• **WHAT TO PRODUCE**
Please repeat all of the lines that follow, exactly as written.
— BEGIN MATERIAL FOR THE TASK —
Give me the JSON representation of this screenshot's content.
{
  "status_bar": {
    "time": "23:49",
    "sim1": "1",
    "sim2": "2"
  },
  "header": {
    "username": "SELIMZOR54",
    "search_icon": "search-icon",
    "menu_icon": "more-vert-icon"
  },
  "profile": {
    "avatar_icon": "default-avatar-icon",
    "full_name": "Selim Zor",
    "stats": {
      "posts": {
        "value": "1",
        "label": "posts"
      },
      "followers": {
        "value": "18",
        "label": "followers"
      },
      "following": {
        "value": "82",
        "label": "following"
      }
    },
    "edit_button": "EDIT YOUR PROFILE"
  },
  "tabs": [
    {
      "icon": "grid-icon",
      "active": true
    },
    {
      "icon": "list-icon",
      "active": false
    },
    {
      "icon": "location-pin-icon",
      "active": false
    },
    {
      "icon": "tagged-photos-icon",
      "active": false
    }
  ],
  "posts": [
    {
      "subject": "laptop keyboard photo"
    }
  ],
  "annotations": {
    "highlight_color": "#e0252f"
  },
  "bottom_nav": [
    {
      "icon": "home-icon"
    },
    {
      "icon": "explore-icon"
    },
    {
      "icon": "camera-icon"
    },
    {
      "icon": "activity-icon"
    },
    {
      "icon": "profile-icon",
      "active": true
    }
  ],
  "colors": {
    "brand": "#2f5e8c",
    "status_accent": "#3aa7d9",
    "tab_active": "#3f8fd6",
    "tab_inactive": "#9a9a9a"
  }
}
— END MATERIAL FOR THE TASK —
• **TASK ANSWER**
Give me the JSON representation of this screenshot's content.
{
  "status_bar": {
    "time": "23:49",
    "sim1": "1",
    "sim2": "2"
  },
  "header": {
    "username": "SELIMZOR54",
    "search_icon": "search-icon",
    "menu_icon": "more-vert-icon"
  },
  "profile": {
    "avatar_icon": "default-avatar-icon",
    "full_name": "Selim Zor",
    "stats": {
      "posts": {
        "value": "1",
        "label": "posts"
      },
      "followers": {
        "value": "18",
        "label": "followers"
      },
      "following": {
        "value": "82",
        "label": "following"
      }
    },
    "edit_button": "EDIT YOUR PROFILE"
  },
  "tabs": [
    {
      "icon": "grid-icon",
      "active": true
    },
    {
      "icon": "list-icon",
      "active": false
    },
    {
      "icon": "location-pin-icon",
      "active": false
    },
    {
      "icon": "tagged-photos-icon",
      "active": false
    }
  ],
  "posts": [
    {
      "subject": "laptop keyboard photo"
    }
  ],
  "annotations": {
    "highlight_color": "#e0252f"
  },
  "bottom_nav": [
    {
      "icon": "home-icon"
    },
    {
      "icon": "explore-icon"
    },
    {
      "icon": "camera-icon"
    },
    {
      "icon": "activity-icon"
    },
    {
      "icon": "profile-icon",
      "active": true
    }
  ],
  "colors": {
    "brand": "#2f5e8c",
    "status_accent": "#3aa7d9",
    "tab_active": "#3f8fd6",
    "tab_inactive": "#9a9a9a"
  }
}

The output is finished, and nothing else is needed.